- Exercise aim: Set down each line of the material that follows, exactly, with no pictures.

== Data for processing

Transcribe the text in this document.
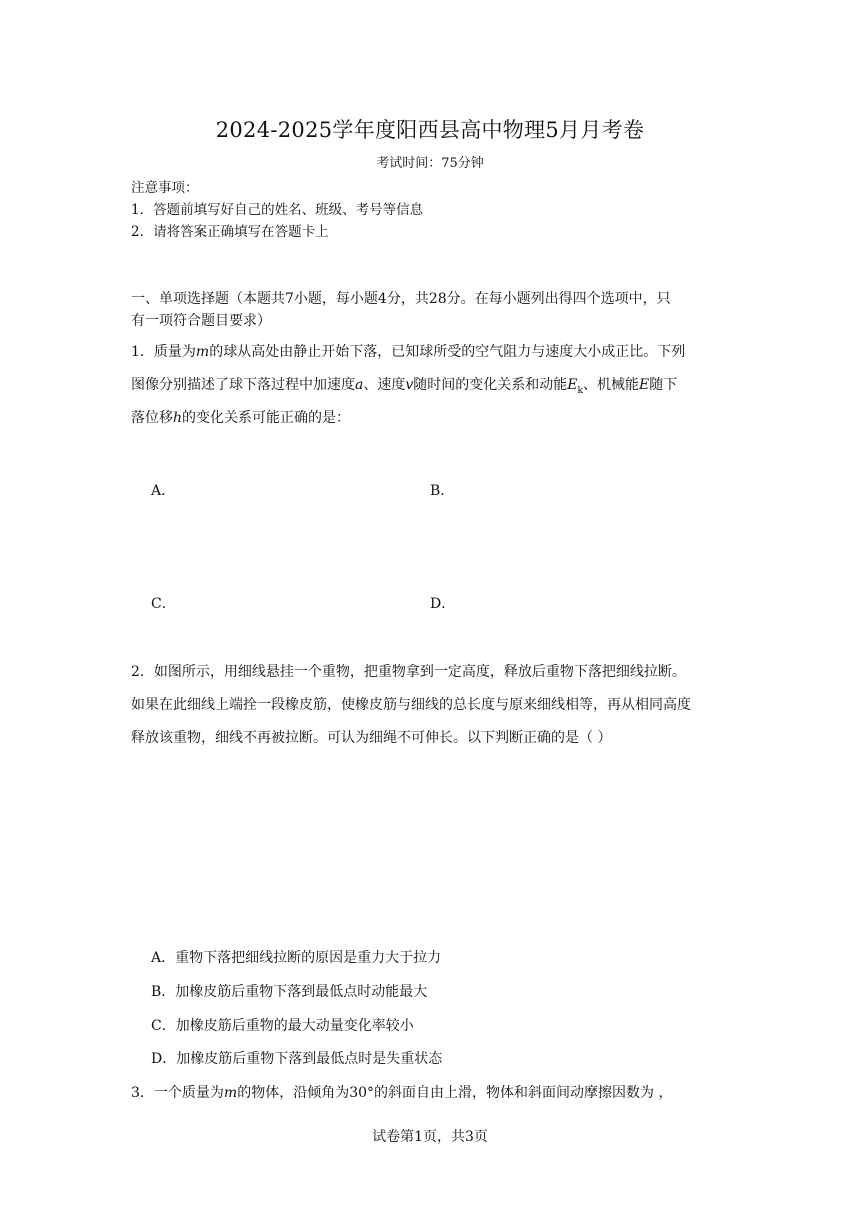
2024-2025学年度阳西县高中物理5月月考卷
考试时间：75分钟
注意事项：
1．答题前填写好自己的姓名、班级、考号等信息
2．请将答案正确填写在答题卡上
一、单项选择题（本题共7小题，每小题4分，共28分。在每小题列出得四个选项中，只
有一项符合题目要求）
1．质量为m的球从高处由静止开始下落，已知球所受的空气阻力与速度大小成正比。下列
图像分别描述了球下落过程中加速度a、速度v随时间的变化关系和动能$E_k$、机械能E随下
落位移h的变化关系可能正确的是：
A．	B．
C．	D．
2．如图所示，用细线悬挂一个重物，把重物拿到一定高度，释放后重物下落把细线拉断。
如果在此细线上端拴一段橡皮筋，使橡皮筋与细线的总长度与原来细线相等，再从相同高度
释放该重物，细线不再被拉断。可认为细绳不可伸长。以下判断正确的是（ ）
A．重物下落把细线拉断的原因是重力大于拉力
B．加橡皮筋后重物下落到最低点时动能最大
C．加橡皮筋后重物的最大动量变化率较小
D．加橡皮筋后重物下落到最低点时是失重状态
3．一个质量为m的物体，沿倾角为30°的斜面自由上滑，物体和斜面间动摩擦因数为 ，
试卷第1页，共3页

====

- Answer to the task:
Transcribe the text in this document.
2024-2025学年度阳西县高中物理5月月考卷
考试时间：75分钟
注意事项：
1．答题前填写好自己的姓名、班级、考号等信息
2．请将答案正确填写在答题卡上
一、单项选择题（本题共7小题，每小题4分，共28分。在每小题列出得四个选项中，只
有一项符合题目要求）
1．质量为m的球从高处由静止开始下落，已知球所受的空气阻力与速度大小成正比。下列
图像分别描述了球下落过程中加速度a、速度v随时间的变化关系和动能$E_k$、机械能E随下
落位移h的变化关系可能正确的是：
A．	B．
C．	D．
2．如图所示，用细线悬挂一个重物，把重物拿到一定高度，释放后重物下落把细线拉断。
如果在此细线上端拴一段橡皮筋，使橡皮筋与细线的总长度与原来细线相等，再从相同高度
释放该重物，细线不再被拉断。可认为细绳不可伸长。以下判断正确的是（ ）
A．重物下落把细线拉断的原因是重力大于拉力
B．加橡皮筋后重物下落到最低点时动能最大
C．加橡皮筋后重物的最大动量变化率较小
D．加橡皮筋后重物下落到最低点时是失重状态
3．一个质量为m的物体，沿倾角为30°的斜面自由上滑，物体和斜面间动摩擦因数为 ，
试卷第1页，共3页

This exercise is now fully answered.